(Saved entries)
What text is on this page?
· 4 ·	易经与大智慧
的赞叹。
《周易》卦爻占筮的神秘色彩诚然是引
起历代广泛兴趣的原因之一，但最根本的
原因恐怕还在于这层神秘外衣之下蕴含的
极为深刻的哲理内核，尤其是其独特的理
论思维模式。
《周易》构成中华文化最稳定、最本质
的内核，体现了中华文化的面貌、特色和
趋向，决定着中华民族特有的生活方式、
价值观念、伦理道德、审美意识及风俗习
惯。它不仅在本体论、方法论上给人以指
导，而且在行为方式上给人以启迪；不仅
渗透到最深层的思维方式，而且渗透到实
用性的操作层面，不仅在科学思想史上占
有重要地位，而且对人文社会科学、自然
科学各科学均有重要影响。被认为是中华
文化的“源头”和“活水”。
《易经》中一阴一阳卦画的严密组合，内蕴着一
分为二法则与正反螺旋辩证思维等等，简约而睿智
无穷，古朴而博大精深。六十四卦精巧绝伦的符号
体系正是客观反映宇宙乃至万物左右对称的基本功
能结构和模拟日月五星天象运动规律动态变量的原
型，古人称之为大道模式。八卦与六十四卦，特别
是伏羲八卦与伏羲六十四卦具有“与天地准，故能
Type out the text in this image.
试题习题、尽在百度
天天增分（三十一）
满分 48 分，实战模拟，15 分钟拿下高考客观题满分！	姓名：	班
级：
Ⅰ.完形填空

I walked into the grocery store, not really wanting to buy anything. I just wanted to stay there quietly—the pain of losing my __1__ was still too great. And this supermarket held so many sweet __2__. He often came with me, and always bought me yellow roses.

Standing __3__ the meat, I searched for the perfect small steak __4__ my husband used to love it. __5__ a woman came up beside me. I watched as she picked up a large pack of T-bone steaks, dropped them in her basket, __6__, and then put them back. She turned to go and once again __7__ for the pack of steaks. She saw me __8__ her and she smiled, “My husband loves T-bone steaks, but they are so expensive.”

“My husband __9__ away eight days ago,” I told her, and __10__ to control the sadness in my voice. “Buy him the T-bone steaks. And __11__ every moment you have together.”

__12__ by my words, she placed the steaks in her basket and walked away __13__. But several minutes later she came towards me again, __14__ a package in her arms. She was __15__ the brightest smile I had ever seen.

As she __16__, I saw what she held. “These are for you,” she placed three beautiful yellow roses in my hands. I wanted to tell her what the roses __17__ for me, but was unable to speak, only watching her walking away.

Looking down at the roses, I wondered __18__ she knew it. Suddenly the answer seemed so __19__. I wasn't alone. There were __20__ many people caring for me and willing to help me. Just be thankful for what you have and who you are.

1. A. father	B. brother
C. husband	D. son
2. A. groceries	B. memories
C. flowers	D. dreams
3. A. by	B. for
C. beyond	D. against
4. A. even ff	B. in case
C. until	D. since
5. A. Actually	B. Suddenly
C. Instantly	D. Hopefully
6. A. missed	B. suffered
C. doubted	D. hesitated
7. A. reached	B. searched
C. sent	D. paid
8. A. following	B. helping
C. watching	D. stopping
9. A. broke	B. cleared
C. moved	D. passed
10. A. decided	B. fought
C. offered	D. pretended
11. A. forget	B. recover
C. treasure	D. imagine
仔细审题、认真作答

§ **EXERCISE GOAL**:
Look through the entries and return every line where "have" appears.

§ **SOLUTION TO THIS TASK**:
“My husband __9__ away eight days ago,” I told her, and __10__ to control the sadness in my voice. “Buy him the T-bone steaks. And __11__ every moment you have together.”
Looking down at the roses, I wondered __18__ she knew it. Suddenly the answer seemed so __19__. I wasn't alone. There were __20__ many people caring for me and willing to help me. Just be thankful for what you have and who you are.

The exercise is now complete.